GOAL - Repeat every line of the listing below exactly, minus the pictures.

SUPPLIED DATA -

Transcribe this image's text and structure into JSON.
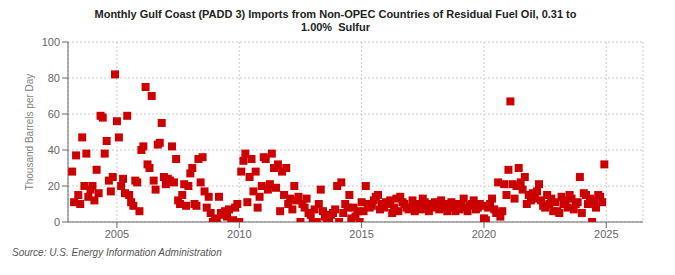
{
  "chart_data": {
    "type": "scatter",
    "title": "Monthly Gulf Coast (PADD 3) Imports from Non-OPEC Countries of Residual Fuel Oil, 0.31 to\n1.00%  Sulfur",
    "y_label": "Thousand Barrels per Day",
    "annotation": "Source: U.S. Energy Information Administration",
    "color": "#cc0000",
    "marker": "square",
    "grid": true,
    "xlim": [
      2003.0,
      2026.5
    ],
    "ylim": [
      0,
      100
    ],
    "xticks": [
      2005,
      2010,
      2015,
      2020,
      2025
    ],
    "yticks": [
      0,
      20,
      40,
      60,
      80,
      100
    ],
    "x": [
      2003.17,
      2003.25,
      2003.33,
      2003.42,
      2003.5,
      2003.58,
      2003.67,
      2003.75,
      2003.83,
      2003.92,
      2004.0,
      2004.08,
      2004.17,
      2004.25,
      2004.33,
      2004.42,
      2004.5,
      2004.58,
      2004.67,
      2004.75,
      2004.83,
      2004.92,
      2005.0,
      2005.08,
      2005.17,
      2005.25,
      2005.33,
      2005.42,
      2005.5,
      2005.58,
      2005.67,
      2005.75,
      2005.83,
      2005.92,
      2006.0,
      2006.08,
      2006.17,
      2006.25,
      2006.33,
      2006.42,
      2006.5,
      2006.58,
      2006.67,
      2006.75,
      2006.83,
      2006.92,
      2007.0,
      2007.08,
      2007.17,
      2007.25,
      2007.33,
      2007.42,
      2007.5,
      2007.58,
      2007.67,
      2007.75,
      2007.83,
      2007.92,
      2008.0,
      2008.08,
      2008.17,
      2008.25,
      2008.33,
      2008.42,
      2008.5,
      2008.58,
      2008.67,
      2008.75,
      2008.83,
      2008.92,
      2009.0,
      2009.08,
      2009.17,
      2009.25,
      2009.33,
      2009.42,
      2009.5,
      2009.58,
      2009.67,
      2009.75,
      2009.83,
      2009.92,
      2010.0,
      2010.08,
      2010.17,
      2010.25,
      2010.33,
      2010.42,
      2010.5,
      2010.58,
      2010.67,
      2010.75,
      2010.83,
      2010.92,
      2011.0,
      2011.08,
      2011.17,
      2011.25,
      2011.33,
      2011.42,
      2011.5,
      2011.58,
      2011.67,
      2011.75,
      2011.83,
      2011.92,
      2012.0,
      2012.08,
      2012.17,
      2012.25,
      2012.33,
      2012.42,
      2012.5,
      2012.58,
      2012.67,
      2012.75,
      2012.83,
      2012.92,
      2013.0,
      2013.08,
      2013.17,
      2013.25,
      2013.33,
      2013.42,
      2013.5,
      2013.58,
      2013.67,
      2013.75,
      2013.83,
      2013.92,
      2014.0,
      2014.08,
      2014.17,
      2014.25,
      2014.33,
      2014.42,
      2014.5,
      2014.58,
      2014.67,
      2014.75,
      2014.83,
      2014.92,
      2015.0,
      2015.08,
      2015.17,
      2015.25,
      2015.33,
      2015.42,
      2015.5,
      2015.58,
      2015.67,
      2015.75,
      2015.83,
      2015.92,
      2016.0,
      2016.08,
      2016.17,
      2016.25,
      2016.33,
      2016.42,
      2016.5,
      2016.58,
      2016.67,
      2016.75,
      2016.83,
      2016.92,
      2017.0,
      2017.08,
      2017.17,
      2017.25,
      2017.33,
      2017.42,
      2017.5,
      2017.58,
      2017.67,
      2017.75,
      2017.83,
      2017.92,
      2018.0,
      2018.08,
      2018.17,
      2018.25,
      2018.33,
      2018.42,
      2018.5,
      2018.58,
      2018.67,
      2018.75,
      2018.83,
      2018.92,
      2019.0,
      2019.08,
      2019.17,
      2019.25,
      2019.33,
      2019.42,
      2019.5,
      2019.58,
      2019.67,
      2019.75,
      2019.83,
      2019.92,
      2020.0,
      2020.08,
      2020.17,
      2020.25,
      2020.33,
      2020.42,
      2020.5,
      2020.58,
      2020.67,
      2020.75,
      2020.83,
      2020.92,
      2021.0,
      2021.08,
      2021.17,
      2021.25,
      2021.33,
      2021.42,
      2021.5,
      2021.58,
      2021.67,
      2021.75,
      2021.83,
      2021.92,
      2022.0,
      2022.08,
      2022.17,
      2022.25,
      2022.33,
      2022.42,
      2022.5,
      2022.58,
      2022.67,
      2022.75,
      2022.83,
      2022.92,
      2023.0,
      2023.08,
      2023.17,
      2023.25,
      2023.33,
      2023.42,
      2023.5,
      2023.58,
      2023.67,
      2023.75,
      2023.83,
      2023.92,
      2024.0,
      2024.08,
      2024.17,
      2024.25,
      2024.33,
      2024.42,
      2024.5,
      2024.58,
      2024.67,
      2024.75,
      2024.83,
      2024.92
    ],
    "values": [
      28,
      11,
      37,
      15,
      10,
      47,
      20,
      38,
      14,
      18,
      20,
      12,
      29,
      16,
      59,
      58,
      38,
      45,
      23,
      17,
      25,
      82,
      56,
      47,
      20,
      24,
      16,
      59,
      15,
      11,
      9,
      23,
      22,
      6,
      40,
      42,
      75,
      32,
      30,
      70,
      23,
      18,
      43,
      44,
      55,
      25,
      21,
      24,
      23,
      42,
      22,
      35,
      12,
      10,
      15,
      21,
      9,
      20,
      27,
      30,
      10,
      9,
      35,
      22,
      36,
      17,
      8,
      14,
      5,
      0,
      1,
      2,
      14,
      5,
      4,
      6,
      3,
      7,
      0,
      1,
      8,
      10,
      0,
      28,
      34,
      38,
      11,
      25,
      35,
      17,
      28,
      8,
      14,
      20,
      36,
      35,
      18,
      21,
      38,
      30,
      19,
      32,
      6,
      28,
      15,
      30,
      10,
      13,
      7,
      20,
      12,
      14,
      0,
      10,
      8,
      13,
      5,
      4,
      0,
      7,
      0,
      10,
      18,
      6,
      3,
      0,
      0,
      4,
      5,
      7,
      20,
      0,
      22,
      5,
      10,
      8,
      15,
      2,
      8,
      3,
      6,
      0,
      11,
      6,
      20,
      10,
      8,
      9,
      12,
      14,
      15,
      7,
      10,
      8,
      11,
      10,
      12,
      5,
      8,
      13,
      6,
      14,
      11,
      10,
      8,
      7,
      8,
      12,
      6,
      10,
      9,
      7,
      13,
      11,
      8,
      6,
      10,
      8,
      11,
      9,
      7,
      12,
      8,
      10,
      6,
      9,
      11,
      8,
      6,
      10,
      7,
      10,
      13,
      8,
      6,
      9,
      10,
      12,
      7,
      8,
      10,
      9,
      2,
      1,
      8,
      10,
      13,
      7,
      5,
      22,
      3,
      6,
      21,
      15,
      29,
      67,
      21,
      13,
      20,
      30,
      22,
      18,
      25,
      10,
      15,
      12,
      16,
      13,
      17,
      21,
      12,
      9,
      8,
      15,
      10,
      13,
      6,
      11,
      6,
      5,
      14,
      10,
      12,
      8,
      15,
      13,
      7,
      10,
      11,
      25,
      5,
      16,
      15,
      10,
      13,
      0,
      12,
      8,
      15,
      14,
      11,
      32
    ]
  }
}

ANSWER TO THIS EXERCISE -
Transcribe this image's text and structure into JSON.
{
  "chart_data": {
    "type": "scatter",
    "title": "Monthly Gulf Coast (PADD 3) Imports from Non-OPEC Countries of Residual Fuel Oil, 0.31 to\n1.00%  Sulfur",
    "y_label": "Thousand Barrels per Day",
    "annotation": "Source: U.S. Energy Information Administration",
    "color": "#cc0000",
    "marker": "square",
    "grid": true,
    "xlim": [
      2003.0,
      2026.5
    ],
    "ylim": [
      0,
      100
    ],
    "xticks": [
      2005,
      2010,
      2015,
      2020,
      2025
    ],
    "yticks": [
      0,
      20,
      40,
      60,
      80,
      100
    ],
    "x": [
      2003.17,
      2003.25,
      2003.33,
      2003.42,
      2003.5,
      2003.58,
      2003.67,
      2003.75,
      2003.83,
      2003.92,
      2004.0,
      2004.08,
      2004.17,
      2004.25,
      2004.33,
      2004.42,
      2004.5,
      2004.58,
      2004.67,
      2004.75,
      2004.83,
      2004.92,
      2005.0,
      2005.08,
      2005.17,
      2005.25,
      2005.33,
      2005.42,
      2005.5,
      2005.58,
      2005.67,
      2005.75,
      2005.83,
      2005.92,
      2006.0,
      2006.08,
      2006.17,
      2006.25,
      2006.33,
      2006.42,
      2006.5,
      2006.58,
      2006.67,
      2006.75,
      2006.83,
      2006.92,
      2007.0,
      2007.08,
      2007.17,
      2007.25,
      2007.33,
      2007.42,
      2007.5,
      2007.58,
      2007.67,
      2007.75,
      2007.83,
      2007.92,
      2008.0,
      2008.08,
      2008.17,
      2008.25,
      2008.33,
      2008.42,
      2008.5,
      2008.58,
      2008.67,
      2008.75,
      2008.83,
      2008.92,
      2009.0,
      2009.08,
      2009.17,
      2009.25,
      2009.33,
      2009.42,
      2009.5,
      2009.58,
      2009.67,
      2009.75,
      2009.83,
      2009.92,
      2010.0,
      2010.08,
      2010.17,
      2010.25,
      2010.33,
      2010.42,
      2010.5,
      2010.58,
      2010.67,
      2010.75,
      2010.83,
      2010.92,
      2011.0,
      2011.08,
      2011.17,
      2011.25,
      2011.33,
      2011.42,
      2011.5,
      2011.58,
      2011.67,
      2011.75,
      2011.83,
      2011.92,
      2012.0,
      2012.08,
      2012.17,
      2012.25,
      2012.33,
      2012.42,
      2012.5,
      2012.58,
      2012.67,
      2012.75,
      2012.83,
      2012.92,
      2013.0,
      2013.08,
      2013.17,
      2013.25,
      2013.33,
      2013.42,
      2013.5,
      2013.58,
      2013.67,
      2013.75,
      2013.83,
      2013.92,
      2014.0,
      2014.08,
      2014.17,
      2014.25,
      2014.33,
      2014.42,
      2014.5,
      2014.58,
      2014.67,
      2014.75,
      2014.83,
      2014.92,
      2015.0,
      2015.08,
      2015.17,
      2015.25,
      2015.33,
      2015.42,
      2015.5,
      2015.58,
      2015.67,
      2015.75,
      2015.83,
      2015.92,
      2016.0,
      2016.08,
      2016.17,
      2016.25,
      2016.33,
      2016.42,
      2016.5,
      2016.58,
      2016.67,
      2016.75,
      2016.83,
      2016.92,
      2017.0,
      2017.08,
      2017.17,
      2017.25,
      2017.33,
      2017.42,
      2017.5,
      2017.58,
      2017.67,
      2017.75,
      2017.83,
      2017.92,
      2018.0,
      2018.08,
      2018.17,
      2018.25,
      2018.33,
      2018.42,
      2018.5,
      2018.58,
      2018.67,
      2018.75,
      2018.83,
      2018.92,
      2019.0,
      2019.08,
      2019.17,
      2019.25,
      2019.33,
      2019.42,
      2019.5,
      2019.58,
      2019.67,
      2019.75,
      2019.83,
      2019.92,
      2020.0,
      2020.08,
      2020.17,
      2020.25,
      2020.33,
      2020.42,
      2020.5,
      2020.58,
      2020.67,
      2020.75,
      2020.83,
      2020.92,
      2021.0,
      2021.08,
      2021.17,
      2021.25,
      2021.33,
      2021.42,
      2021.5,
      2021.58,
      2021.67,
      2021.75,
      2021.83,
      2021.92,
      2022.0,
      2022.08,
      2022.17,
      2022.25,
      2022.33,
      2022.42,
      2022.5,
      2022.58,
      2022.67,
      2022.75,
      2022.83,
      2022.92,
      2023.0,
      2023.08,
      2023.17,
      2023.25,
      2023.33,
      2023.42,
      2023.5,
      2023.58,
      2023.67,
      2023.75,
      2023.83,
      2023.92,
      2024.0,
      2024.08,
      2024.17,
      2024.25,
      2024.33,
      2024.42,
      2024.5,
      2024.58,
      2024.67,
      2024.75,
      2024.83,
      2024.92
    ],
    "values": [
      28,
      11,
      37,
      15,
      10,
      47,
      20,
      38,
      14,
      18,
      20,
      12,
      29,
      16,
      59,
      58,
      38,
      45,
      23,
      17,
      25,
      82,
      56,
      47,
      20,
      24,
      16,
      59,
      15,
      11,
      9,
      23,
      22,
      6,
      40,
      42,
      75,
      32,
      30,
      70,
      23,
      18,
      43,
      44,
      55,
      25,
      21,
      24,
      23,
      42,
      22,
      35,
      12,
      10,
      15,
      21,
      9,
      20,
      27,
      30,
      10,
      9,
      35,
      22,
      36,
      17,
      8,
      14,
      5,
      0,
      1,
      2,
      14,
      5,
      4,
      6,
      3,
      7,
      0,
      1,
      8,
      10,
      0,
      28,
      34,
      38,
      11,
      25,
      35,
      17,
      28,
      8,
      14,
      20,
      36,
      35,
      18,
      21,
      38,
      30,
      19,
      32,
      6,
      28,
      15,
      30,
      10,
      13,
      7,
      20,
      12,
      14,
      0,
      10,
      8,
      13,
      5,
      4,
      0,
      7,
      0,
      10,
      18,
      6,
      3,
      0,
      0,
      4,
      5,
      7,
      20,
      0,
      22,
      5,
      10,
      8,
      15,
      2,
      8,
      3,
      6,
      0,
      11,
      6,
      20,
      10,
      8,
      9,
      12,
      14,
      15,
      7,
      10,
      8,
      11,
      10,
      12,
      5,
      8,
      13,
      6,
      14,
      11,
      10,
      8,
      7,
      8,
      12,
      6,
      10,
      9,
      7,
      13,
      11,
      8,
      6,
      10,
      8,
      11,
      9,
      7,
      12,
      8,
      10,
      6,
      9,
      11,
      8,
      6,
      10,
      7,
      10,
      13,
      8,
      6,
      9,
      10,
      12,
      7,
      8,
      10,
      9,
      2,
      1,
      8,
      10,
      13,
      7,
      5,
      22,
      3,
      6,
      21,
      15,
      29,
      67,
      21,
      13,
      20,
      30,
      22,
      18,
      25,
      10,
      15,
      12,
      16,
      13,
      17,
      21,
      12,
      9,
      8,
      15,
      10,
      13,
      6,
      11,
      6,
      5,
      14,
      10,
      12,
      8,
      15,
      13,
      7,
      10,
      11,
      25,
      5,
      16,
      15,
      10,
      13,
      0,
      12,
      8,
      15,
      14,
      11,
      32
    ]
  }
}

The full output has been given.